From the line containing "Decode this image" through the last line of the entries below, repeat each line word for word and leave out the rest.

(Figure contents as structured data)
— BEGIN —

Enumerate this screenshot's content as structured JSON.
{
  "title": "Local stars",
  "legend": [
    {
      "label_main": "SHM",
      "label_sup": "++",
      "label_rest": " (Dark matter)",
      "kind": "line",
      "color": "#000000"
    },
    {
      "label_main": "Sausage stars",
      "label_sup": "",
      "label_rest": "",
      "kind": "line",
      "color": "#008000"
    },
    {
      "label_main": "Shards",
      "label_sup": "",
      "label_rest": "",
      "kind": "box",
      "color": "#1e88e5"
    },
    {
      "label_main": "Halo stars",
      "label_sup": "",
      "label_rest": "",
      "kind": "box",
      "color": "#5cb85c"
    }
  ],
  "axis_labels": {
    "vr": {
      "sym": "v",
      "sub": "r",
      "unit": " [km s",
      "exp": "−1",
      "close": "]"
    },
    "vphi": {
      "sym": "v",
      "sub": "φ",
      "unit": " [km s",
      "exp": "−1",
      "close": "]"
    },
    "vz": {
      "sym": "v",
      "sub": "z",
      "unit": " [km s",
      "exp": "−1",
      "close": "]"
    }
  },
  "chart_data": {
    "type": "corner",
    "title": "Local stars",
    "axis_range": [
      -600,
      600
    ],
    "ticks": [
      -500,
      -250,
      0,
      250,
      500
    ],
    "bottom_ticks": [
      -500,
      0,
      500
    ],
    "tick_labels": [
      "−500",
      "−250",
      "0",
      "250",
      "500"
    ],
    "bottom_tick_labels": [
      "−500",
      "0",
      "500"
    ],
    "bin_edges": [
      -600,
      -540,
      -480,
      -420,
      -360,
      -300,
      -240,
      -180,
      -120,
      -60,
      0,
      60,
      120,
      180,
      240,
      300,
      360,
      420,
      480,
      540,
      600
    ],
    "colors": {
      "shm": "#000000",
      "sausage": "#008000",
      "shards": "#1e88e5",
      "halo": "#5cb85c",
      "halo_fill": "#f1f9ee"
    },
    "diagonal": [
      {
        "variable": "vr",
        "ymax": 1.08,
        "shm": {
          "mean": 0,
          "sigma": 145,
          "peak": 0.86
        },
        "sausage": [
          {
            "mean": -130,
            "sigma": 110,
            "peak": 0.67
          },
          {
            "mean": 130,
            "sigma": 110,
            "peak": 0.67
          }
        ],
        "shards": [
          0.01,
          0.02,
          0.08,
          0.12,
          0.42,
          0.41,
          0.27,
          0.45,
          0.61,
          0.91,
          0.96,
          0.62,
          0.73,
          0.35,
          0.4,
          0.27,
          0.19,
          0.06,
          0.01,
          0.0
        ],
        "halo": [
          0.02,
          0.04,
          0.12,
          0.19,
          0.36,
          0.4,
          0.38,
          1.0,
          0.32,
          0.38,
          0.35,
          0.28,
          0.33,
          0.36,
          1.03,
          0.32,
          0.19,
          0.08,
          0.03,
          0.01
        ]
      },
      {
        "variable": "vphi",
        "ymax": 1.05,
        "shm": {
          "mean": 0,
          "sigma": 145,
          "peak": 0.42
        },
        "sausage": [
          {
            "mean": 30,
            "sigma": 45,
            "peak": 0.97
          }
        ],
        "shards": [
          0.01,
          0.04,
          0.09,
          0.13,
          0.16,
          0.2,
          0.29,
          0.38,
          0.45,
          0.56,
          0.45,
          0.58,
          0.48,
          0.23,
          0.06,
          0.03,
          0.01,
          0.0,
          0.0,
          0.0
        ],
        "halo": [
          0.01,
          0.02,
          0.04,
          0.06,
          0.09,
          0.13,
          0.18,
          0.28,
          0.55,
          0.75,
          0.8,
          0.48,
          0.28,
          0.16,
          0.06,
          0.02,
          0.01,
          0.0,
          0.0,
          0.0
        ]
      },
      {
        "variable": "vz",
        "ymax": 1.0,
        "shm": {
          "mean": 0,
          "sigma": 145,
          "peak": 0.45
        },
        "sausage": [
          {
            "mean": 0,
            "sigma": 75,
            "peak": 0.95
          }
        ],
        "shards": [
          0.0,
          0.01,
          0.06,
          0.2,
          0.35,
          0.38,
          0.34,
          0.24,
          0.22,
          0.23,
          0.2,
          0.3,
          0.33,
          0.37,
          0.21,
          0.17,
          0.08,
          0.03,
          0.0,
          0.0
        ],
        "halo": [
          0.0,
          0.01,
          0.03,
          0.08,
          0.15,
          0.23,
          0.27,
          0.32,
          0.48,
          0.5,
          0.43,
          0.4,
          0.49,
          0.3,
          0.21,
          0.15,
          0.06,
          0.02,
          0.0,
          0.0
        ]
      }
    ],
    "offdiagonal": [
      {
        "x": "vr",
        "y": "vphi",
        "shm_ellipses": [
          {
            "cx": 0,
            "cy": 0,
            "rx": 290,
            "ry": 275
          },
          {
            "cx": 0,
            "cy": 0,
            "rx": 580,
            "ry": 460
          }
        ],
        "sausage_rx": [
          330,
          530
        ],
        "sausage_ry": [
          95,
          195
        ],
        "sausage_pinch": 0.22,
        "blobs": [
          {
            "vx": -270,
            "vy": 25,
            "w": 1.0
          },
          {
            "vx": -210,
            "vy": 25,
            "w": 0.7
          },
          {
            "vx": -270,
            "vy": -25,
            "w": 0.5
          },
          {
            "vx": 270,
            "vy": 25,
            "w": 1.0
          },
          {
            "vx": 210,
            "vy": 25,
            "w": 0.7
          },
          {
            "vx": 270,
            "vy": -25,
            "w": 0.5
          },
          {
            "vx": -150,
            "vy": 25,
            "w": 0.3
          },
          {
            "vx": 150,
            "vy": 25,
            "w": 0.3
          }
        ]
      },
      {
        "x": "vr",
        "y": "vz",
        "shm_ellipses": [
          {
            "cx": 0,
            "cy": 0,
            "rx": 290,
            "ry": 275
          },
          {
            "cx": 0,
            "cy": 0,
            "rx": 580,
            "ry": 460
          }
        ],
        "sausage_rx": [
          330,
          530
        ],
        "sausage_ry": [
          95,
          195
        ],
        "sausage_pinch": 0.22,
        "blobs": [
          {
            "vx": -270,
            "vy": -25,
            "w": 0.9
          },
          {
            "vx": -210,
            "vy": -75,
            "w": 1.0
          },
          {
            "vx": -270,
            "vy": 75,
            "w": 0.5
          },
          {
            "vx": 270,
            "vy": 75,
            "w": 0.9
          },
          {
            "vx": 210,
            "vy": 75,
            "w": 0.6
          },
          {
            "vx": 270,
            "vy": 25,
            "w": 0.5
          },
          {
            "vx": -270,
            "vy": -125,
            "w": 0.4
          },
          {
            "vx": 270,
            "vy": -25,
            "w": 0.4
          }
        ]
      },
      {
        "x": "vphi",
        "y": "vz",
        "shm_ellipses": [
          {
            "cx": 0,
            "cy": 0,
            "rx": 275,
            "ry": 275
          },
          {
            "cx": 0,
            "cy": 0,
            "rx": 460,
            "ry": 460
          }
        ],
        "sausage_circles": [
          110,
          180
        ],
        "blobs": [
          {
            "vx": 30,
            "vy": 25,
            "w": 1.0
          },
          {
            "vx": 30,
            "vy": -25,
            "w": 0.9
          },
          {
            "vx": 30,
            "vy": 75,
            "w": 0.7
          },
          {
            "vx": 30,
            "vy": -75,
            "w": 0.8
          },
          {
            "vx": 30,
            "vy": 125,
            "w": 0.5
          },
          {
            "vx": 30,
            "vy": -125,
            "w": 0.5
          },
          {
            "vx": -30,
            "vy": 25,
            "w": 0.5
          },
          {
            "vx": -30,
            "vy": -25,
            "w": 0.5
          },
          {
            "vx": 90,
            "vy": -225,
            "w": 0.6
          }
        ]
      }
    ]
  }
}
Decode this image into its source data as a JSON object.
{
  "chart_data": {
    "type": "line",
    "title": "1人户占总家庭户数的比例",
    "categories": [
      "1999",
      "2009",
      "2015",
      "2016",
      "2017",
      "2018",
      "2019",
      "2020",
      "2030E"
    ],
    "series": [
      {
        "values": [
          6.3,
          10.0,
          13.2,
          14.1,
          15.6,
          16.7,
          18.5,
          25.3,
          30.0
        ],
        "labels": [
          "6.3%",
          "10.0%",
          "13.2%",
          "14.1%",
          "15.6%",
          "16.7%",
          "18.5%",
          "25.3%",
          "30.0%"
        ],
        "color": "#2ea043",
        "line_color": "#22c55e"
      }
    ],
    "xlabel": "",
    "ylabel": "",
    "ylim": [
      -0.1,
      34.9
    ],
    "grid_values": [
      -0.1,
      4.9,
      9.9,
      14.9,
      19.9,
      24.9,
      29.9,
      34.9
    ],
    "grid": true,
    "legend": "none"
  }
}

— END —

◆ **Written answer**
Decode this image into its source data as a JSON object.
{
  "chart_data": {
    "type": "line",
    "title": "1人户占总家庭户数的比例",
    "categories": [
      "1999",
      "2009",
      "2015",
      "2016",
      "2017",
      "2018",
      "2019",
      "2020",
      "2030E"
    ],
    "series": [
      {
        "values": [
          6.3,
          10.0,
          13.2,
          14.1,
          15.6,
          16.7,
          18.5,
          25.3,
          30.0
        ],
        "labels": [
          "6.3%",
          "10.0%",
          "13.2%",
          "14.1%",
          "15.6%",
          "16.7%",
          "18.5%",
          "25.3%",
          "30.0%"
        ],
        "color": "#2ea043",
        "line_color": "#22c55e"
      }
    ],
    "xlabel": "",
    "ylabel": "",
    "ylim": [
      -0.1,
      34.9
    ],
    "grid_values": [
      -0.1,
      4.9,
      9.9,
      14.9,
      19.9,
      24.9,
      29.9,
      34.9
    ],
    "grid": true,
    "legend": "none"
  }
}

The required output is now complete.